The exercise:
Reproduce every record below exactly as written, but leave out any pictures.

#### Data in this exercise ####

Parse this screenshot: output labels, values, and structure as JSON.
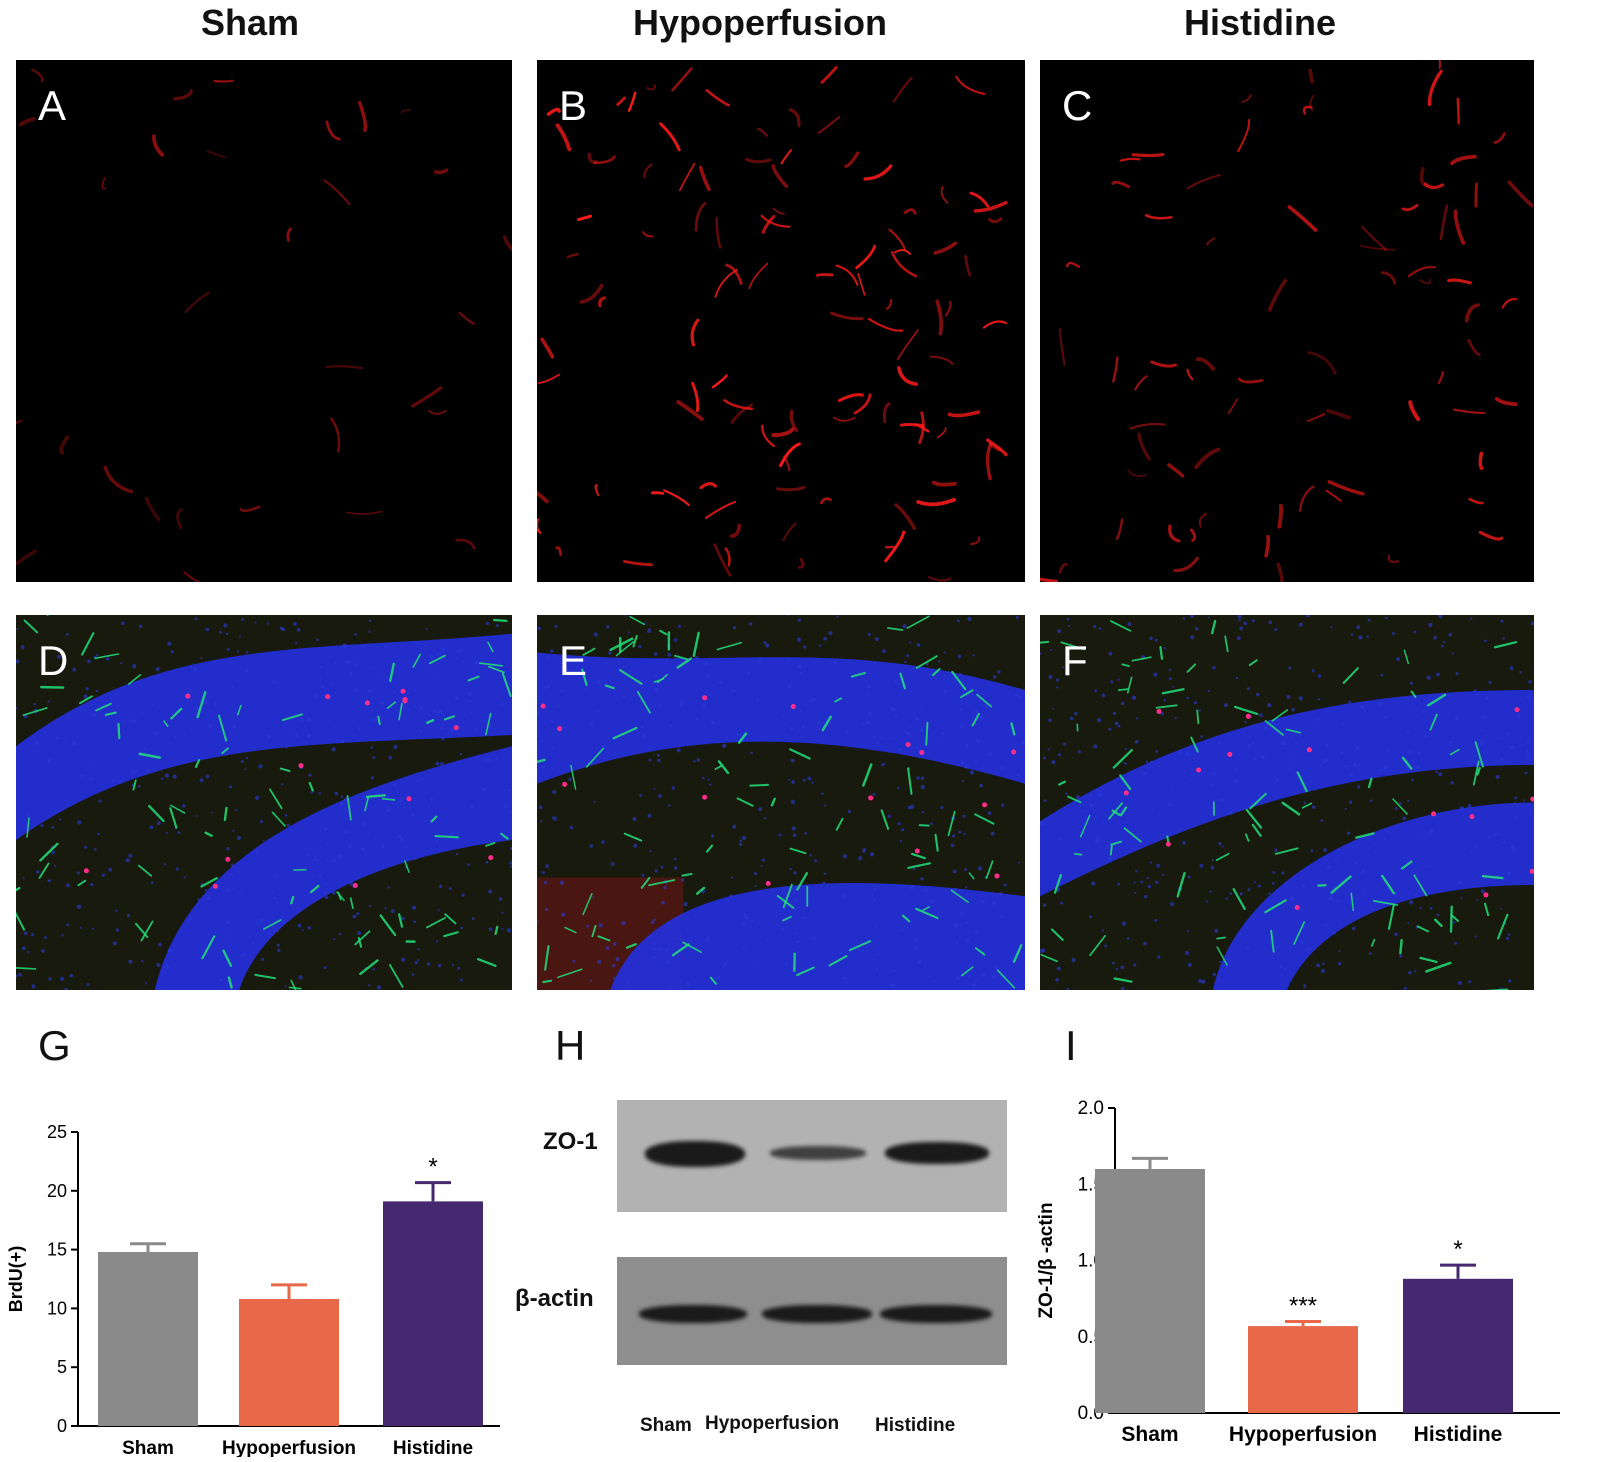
{
  "column_titles": [
    "Sham",
    "Hypoperfusion",
    "Histidine"
  ],
  "panel_labels": [
    "A",
    "B",
    "C",
    "D",
    "E",
    "F",
    "G",
    "H",
    "I"
  ],
  "images": {
    "top_row": "red-fluorescence-micrographs",
    "bottom_row": "tri-color-fluorescence-micrographs"
  },
  "western_blot": {
    "rows": [
      "ZO-1",
      "β-actin"
    ],
    "lanes": [
      "Sham",
      "Hypoperfusion",
      "Histidine"
    ],
    "zo1_band_intensity": [
      1.0,
      0.55,
      0.95
    ],
    "actin_band_intensity": [
      1.0,
      1.0,
      1.0
    ]
  },
  "chart_data": [
    {
      "type": "bar",
      "panel": "G",
      "categories": [
        "Sham",
        "Hypoperfusion",
        "Histidine"
      ],
      "values": [
        14.8,
        10.8,
        19.1
      ],
      "errors": [
        0.7,
        1.2,
        1.6
      ],
      "significance": [
        "",
        "",
        "*"
      ],
      "colors": [
        "#8a8a8a",
        "#e8694a",
        "#45286f"
      ],
      "ylabel": "BrdU(+)",
      "ylim": [
        0,
        25
      ],
      "yticks": [
        "0",
        "5",
        "10",
        "15",
        "20",
        "25"
      ]
    },
    {
      "type": "bar",
      "panel": "I",
      "categories": [
        "Sham",
        "Hypoperfusion",
        "Histidine"
      ],
      "values": [
        1.6,
        0.57,
        0.88
      ],
      "errors": [
        0.07,
        0.03,
        0.09
      ],
      "significance": [
        "",
        "***",
        "*"
      ],
      "colors": [
        "#8a8a8a",
        "#e8694a",
        "#45286f"
      ],
      "ylabel": "ZO-1/β -actin",
      "ylim": [
        0,
        2.0
      ],
      "yticks": [
        "0.0",
        "0.5",
        "1.0",
        "1.5",
        "2.0"
      ]
    }
  ]
}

####

Final answer:
Parse this screenshot: output labels, values, and structure as JSON.
{
  "column_titles": [
    "Sham",
    "Hypoperfusion",
    "Histidine"
  ],
  "panel_labels": [
    "A",
    "B",
    "C",
    "D",
    "E",
    "F",
    "G",
    "H",
    "I"
  ],
  "images": {
    "top_row": "red-fluorescence-micrographs",
    "bottom_row": "tri-color-fluorescence-micrographs"
  },
  "western_blot": {
    "rows": [
      "ZO-1",
      "β-actin"
    ],
    "lanes": [
      "Sham",
      "Hypoperfusion",
      "Histidine"
    ],
    "zo1_band_intensity": [
      1.0,
      0.55,
      0.95
    ],
    "actin_band_intensity": [
      1.0,
      1.0,
      1.0
    ]
  },
  "chart_data": [
    {
      "type": "bar",
      "panel": "G",
      "categories": [
        "Sham",
        "Hypoperfusion",
        "Histidine"
      ],
      "values": [
        14.8,
        10.8,
        19.1
      ],
      "errors": [
        0.7,
        1.2,
        1.6
      ],
      "significance": [
        "",
        "",
        "*"
      ],
      "colors": [
        "#8a8a8a",
        "#e8694a",
        "#45286f"
      ],
      "ylabel": "BrdU(+)",
      "ylim": [
        0,
        25
      ],
      "yticks": [
        "0",
        "5",
        "10",
        "15",
        "20",
        "25"
      ]
    },
    {
      "type": "bar",
      "panel": "I",
      "categories": [
        "Sham",
        "Hypoperfusion",
        "Histidine"
      ],
      "values": [
        1.6,
        0.57,
        0.88
      ],
      "errors": [
        0.07,
        0.03,
        0.09
      ],
      "significance": [
        "",
        "***",
        "*"
      ],
      "colors": [
        "#8a8a8a",
        "#e8694a",
        "#45286f"
      ],
      "ylabel": "ZO-1/β -actin",
      "ylim": [
        0,
        2.0
      ],
      "yticks": [
        "0.0",
        "0.5",
        "1.0",
        "1.5",
        "2.0"
      ]
    }
  ]
}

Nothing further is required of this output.